### Direction
Sift the material for lines containing "code", and return them.

### Material
-- Start --
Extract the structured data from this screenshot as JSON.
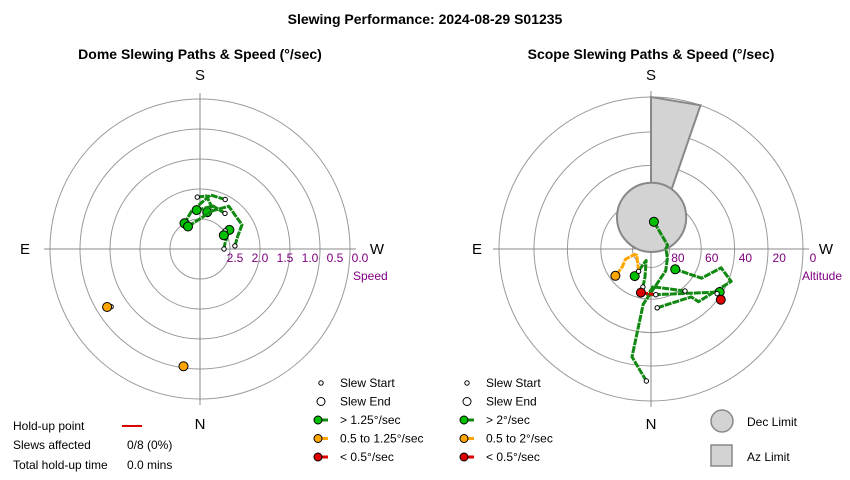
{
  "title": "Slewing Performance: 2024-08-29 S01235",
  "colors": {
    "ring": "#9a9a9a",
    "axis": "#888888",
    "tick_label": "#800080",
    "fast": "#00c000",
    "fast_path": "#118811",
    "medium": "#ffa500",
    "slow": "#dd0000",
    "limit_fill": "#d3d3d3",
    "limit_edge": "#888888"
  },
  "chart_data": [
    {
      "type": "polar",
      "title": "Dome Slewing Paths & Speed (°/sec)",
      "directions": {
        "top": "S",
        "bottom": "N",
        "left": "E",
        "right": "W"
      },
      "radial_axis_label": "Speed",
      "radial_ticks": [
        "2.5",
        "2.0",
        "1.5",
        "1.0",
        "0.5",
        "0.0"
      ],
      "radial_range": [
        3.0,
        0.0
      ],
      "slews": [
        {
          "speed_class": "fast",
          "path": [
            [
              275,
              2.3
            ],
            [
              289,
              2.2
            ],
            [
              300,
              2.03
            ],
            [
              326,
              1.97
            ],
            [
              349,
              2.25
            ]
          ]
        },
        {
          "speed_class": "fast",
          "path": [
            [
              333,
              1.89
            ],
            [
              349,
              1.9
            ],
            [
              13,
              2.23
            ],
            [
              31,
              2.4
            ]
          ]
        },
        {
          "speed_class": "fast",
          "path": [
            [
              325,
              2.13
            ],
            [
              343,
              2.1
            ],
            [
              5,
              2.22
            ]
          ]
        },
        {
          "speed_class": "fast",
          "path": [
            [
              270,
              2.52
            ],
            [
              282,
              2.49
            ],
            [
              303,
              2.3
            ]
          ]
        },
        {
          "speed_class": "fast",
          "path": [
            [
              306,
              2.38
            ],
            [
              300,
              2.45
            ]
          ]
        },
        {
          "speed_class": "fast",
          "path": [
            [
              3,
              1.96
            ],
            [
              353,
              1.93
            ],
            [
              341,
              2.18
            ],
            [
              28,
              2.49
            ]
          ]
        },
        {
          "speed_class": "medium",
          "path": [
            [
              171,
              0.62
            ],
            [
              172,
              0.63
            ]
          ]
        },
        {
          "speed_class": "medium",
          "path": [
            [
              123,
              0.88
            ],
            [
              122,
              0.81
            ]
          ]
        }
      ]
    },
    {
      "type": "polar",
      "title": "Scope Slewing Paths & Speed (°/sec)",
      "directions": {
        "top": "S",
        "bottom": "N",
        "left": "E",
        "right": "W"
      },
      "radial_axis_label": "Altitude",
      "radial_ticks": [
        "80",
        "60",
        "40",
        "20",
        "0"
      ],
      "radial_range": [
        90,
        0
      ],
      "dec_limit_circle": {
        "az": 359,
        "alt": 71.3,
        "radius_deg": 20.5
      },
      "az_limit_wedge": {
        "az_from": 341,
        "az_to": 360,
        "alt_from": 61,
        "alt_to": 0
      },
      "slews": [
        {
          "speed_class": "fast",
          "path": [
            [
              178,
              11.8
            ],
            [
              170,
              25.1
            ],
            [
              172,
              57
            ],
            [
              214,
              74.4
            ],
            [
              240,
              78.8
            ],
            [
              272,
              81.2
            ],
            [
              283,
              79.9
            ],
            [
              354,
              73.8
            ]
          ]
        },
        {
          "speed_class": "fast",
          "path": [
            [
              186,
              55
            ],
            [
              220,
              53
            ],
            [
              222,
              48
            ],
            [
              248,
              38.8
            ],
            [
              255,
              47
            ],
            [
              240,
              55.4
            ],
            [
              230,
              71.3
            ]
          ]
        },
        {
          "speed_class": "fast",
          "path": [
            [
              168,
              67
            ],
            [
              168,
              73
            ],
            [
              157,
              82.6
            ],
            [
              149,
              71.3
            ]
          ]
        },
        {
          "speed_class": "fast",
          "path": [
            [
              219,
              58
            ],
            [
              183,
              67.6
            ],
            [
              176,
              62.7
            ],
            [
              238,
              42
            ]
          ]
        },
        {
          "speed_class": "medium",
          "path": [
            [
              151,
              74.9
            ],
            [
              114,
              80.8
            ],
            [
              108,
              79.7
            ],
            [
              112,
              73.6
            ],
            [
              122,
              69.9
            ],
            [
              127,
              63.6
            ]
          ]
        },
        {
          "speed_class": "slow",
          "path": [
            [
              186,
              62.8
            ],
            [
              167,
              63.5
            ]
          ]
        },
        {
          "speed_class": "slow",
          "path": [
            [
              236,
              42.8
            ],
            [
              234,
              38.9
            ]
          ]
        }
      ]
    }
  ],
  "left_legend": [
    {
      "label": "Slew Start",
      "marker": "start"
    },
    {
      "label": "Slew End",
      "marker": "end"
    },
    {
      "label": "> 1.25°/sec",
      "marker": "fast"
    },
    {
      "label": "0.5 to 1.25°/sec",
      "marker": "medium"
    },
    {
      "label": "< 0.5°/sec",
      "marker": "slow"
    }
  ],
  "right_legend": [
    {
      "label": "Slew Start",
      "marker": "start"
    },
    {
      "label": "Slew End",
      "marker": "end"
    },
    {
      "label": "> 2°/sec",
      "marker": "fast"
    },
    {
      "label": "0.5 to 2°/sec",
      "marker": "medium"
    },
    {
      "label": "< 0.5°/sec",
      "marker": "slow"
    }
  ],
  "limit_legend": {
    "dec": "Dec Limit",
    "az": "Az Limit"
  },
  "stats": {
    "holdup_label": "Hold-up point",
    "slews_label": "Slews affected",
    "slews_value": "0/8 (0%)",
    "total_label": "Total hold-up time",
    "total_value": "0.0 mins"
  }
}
-- End --
-- Start --
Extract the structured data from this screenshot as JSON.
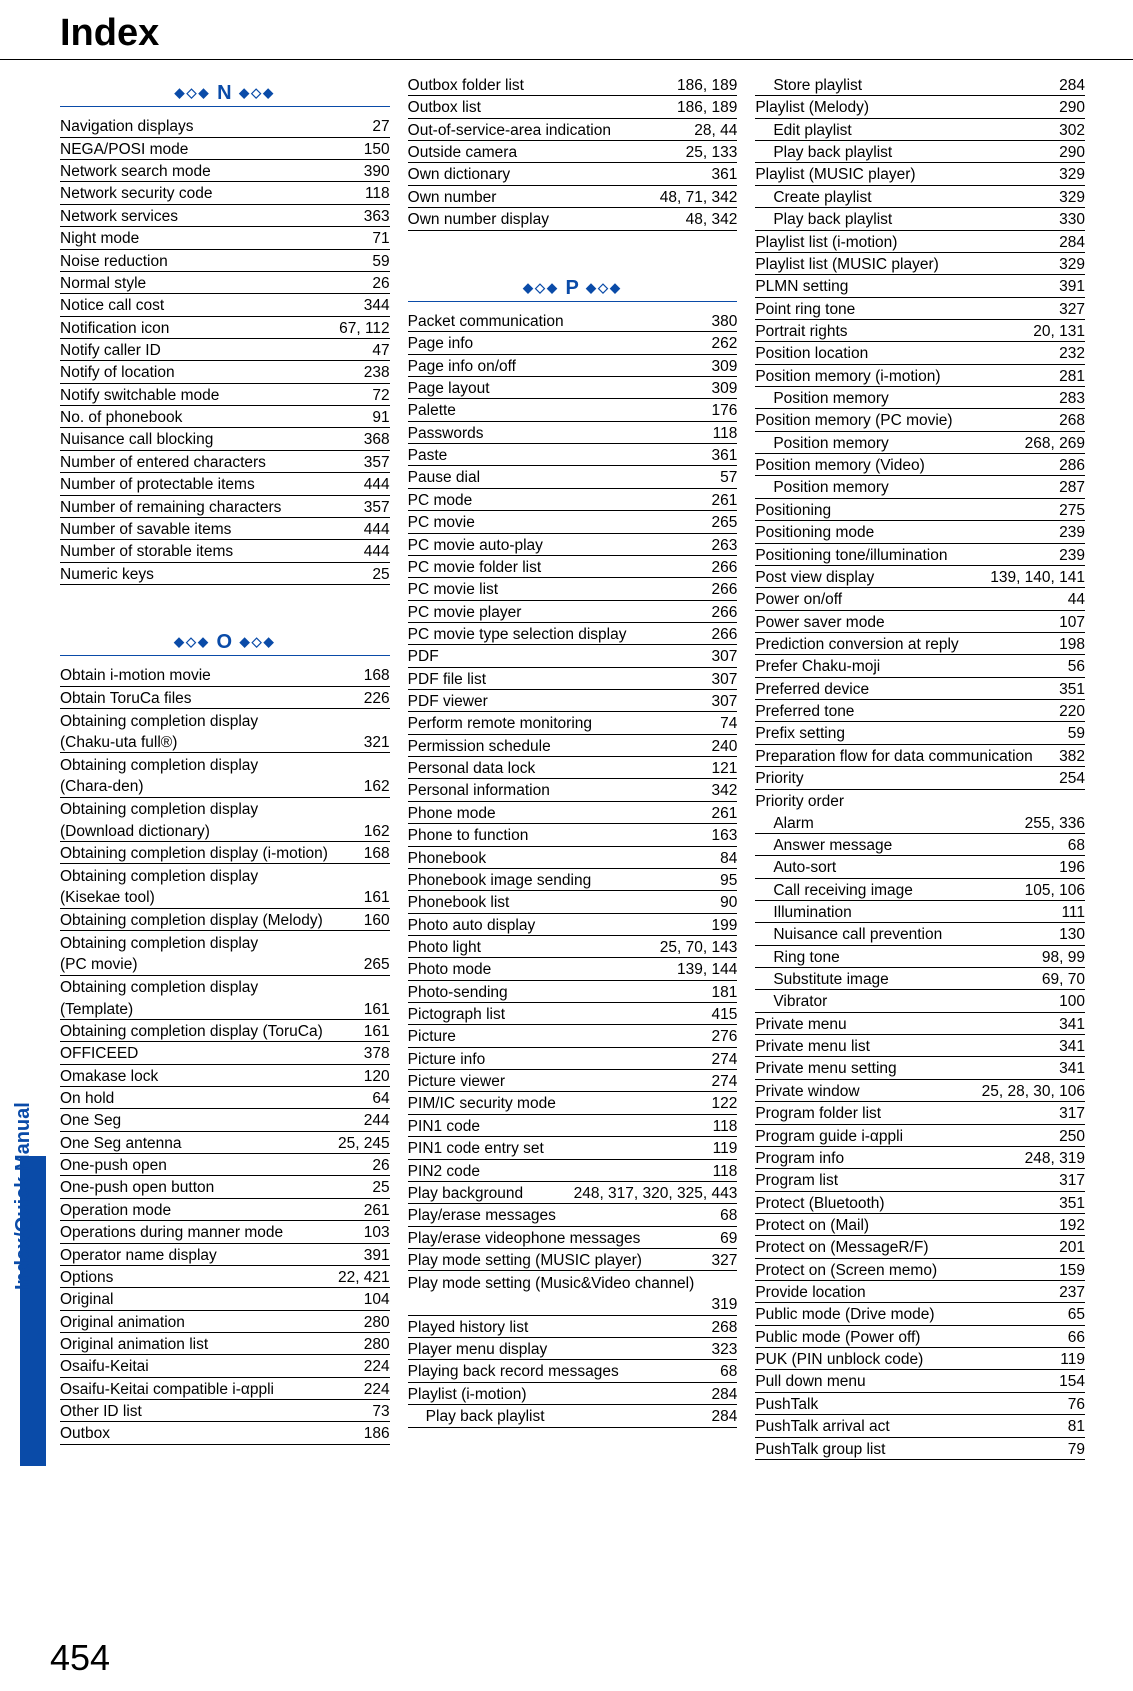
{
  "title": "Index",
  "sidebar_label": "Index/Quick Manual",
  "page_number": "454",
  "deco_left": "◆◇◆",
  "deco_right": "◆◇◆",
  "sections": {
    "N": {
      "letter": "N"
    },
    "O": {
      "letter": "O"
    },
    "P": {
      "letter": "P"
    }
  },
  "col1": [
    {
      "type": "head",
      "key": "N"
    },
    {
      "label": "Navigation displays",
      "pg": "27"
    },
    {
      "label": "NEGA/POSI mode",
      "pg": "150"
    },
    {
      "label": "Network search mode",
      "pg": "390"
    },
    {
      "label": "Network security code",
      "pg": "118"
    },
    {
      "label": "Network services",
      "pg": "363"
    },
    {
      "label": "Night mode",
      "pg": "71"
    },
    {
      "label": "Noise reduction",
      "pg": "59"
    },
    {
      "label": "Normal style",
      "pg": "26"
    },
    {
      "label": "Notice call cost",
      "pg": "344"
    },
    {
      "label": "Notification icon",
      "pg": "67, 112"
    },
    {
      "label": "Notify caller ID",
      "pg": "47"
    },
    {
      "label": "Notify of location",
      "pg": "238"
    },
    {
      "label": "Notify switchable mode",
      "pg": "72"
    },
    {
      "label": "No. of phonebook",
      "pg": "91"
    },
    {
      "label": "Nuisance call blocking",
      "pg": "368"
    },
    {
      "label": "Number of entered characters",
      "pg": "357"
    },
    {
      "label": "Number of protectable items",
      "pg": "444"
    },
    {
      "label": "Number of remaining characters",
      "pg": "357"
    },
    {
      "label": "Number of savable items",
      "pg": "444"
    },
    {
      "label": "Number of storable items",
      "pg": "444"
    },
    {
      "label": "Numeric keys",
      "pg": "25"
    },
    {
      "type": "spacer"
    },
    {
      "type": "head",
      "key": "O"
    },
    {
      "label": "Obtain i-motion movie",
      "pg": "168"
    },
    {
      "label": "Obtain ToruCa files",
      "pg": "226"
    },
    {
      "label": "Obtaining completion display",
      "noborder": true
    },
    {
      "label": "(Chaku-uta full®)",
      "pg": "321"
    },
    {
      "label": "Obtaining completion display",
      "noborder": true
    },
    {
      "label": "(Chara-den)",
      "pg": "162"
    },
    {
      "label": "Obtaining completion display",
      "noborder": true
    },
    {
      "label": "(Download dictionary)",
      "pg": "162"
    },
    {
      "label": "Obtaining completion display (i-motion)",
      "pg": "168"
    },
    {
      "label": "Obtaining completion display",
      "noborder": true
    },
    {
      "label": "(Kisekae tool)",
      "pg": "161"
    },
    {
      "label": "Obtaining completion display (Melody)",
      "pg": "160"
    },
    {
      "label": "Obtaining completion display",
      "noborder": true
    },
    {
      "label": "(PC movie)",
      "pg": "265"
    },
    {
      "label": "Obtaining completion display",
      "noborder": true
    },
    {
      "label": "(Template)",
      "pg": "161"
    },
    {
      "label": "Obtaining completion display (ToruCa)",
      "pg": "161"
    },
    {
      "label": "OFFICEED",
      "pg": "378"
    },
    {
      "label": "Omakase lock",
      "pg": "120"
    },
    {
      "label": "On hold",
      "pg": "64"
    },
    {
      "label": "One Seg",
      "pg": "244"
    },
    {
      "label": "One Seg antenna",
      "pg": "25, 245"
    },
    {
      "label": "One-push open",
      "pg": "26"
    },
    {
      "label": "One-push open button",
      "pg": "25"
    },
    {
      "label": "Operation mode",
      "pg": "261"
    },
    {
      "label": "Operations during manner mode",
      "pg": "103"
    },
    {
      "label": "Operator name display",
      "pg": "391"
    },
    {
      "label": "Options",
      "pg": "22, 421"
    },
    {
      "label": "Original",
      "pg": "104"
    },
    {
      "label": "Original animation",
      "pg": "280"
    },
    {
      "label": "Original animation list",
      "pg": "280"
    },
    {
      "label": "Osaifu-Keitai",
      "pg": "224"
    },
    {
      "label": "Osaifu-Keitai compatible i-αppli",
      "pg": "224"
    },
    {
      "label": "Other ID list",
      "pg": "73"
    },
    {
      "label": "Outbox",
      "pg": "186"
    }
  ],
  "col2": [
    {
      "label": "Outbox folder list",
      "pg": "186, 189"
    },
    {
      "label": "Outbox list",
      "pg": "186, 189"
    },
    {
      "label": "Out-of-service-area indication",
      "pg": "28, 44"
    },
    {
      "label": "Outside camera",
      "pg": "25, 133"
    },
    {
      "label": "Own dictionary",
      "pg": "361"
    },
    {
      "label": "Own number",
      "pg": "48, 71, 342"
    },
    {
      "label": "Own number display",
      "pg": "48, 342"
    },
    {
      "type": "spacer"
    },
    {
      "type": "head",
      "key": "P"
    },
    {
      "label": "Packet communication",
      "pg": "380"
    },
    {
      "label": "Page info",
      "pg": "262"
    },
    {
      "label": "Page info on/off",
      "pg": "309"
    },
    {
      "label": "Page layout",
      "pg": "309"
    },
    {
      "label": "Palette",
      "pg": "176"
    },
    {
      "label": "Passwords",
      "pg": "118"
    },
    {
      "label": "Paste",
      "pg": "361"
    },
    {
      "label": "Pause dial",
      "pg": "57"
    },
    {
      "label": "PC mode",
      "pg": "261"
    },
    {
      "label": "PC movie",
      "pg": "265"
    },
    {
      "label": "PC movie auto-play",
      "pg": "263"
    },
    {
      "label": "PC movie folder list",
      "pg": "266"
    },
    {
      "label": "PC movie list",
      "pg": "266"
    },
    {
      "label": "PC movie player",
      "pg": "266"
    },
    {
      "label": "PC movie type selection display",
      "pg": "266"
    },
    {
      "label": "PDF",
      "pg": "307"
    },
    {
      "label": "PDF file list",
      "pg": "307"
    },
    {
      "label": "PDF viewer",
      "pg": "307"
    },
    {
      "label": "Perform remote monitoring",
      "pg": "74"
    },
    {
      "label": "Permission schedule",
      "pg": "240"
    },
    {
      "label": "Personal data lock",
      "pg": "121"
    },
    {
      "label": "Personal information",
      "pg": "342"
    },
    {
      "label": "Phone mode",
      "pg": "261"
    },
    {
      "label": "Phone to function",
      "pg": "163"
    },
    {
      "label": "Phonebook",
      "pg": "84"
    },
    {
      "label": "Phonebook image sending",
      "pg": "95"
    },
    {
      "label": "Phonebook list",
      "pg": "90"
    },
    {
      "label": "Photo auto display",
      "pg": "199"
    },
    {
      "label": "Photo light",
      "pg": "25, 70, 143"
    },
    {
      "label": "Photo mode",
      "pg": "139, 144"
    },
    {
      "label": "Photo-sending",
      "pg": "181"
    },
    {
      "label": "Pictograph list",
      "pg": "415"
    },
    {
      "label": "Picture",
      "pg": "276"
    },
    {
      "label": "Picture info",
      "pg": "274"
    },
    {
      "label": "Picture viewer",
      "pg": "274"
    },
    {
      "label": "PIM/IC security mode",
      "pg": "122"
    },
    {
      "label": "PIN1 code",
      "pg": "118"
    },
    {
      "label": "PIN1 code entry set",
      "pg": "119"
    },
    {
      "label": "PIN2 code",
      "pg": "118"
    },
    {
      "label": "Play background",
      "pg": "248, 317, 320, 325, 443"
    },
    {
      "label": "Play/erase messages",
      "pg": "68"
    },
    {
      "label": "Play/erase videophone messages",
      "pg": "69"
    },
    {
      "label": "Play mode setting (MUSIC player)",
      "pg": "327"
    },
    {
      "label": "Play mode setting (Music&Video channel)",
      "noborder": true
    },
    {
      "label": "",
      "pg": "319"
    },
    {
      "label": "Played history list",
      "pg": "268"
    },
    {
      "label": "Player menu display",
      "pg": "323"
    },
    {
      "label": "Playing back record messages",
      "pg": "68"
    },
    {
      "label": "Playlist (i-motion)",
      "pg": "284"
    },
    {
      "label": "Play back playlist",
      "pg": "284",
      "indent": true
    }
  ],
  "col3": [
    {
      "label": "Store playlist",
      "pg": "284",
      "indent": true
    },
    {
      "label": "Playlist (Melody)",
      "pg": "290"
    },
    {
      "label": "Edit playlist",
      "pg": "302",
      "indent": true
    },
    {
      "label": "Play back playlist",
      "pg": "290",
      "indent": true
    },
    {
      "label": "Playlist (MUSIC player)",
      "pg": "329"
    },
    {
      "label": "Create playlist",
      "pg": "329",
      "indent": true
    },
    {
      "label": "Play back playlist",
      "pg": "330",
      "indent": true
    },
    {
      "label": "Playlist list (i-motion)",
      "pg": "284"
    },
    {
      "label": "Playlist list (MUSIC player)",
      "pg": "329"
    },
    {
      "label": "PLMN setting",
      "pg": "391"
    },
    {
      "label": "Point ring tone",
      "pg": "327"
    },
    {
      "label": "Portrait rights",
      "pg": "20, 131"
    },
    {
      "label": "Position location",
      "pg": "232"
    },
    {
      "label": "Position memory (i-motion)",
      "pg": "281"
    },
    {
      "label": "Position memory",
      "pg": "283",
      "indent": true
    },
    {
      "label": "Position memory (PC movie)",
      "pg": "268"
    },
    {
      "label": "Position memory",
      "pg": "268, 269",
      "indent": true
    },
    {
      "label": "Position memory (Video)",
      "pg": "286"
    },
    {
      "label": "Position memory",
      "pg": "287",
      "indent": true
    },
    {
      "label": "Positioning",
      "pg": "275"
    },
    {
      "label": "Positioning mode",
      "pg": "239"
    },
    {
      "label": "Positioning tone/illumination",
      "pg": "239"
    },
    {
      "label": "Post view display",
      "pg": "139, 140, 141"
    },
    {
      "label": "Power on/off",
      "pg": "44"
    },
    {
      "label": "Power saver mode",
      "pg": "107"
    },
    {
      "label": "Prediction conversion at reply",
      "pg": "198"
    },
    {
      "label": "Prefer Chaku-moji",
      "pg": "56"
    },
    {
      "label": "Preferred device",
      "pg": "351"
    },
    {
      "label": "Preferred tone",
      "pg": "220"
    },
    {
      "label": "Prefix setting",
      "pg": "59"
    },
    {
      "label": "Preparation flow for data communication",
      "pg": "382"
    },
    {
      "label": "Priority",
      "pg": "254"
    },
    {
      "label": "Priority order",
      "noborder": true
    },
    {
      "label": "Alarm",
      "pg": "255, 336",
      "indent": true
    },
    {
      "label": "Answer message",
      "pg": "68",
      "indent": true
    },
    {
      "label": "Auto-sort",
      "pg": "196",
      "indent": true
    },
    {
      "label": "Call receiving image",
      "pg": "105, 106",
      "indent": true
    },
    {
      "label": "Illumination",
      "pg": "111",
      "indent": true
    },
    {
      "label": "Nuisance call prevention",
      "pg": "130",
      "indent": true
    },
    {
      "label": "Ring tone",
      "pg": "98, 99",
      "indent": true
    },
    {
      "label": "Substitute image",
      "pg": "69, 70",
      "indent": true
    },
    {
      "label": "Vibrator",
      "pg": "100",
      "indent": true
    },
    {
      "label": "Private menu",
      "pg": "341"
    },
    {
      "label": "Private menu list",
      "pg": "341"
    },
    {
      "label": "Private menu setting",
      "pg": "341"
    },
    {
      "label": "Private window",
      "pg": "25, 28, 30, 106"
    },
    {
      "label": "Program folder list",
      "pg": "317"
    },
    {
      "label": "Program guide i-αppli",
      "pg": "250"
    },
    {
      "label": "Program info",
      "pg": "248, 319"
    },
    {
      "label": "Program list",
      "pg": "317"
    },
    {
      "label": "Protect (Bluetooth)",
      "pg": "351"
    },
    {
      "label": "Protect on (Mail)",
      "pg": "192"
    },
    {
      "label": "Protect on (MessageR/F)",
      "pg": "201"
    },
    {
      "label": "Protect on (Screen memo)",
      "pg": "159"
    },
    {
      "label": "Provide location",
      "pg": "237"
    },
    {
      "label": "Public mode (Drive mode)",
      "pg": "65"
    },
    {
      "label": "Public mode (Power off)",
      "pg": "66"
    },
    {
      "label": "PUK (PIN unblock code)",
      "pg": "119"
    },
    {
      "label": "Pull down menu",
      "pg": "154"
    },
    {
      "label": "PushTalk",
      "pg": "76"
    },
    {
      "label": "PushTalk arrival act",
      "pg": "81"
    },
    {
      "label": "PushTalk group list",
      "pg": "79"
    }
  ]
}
-- End --
### Solved exercise
      "label": "Network security code",
      "label": "PIN1 code",
      "label": "PIN1 code entry set",
      "label": "PIN2 code",
      "label": "PUK (PIN unblock code)",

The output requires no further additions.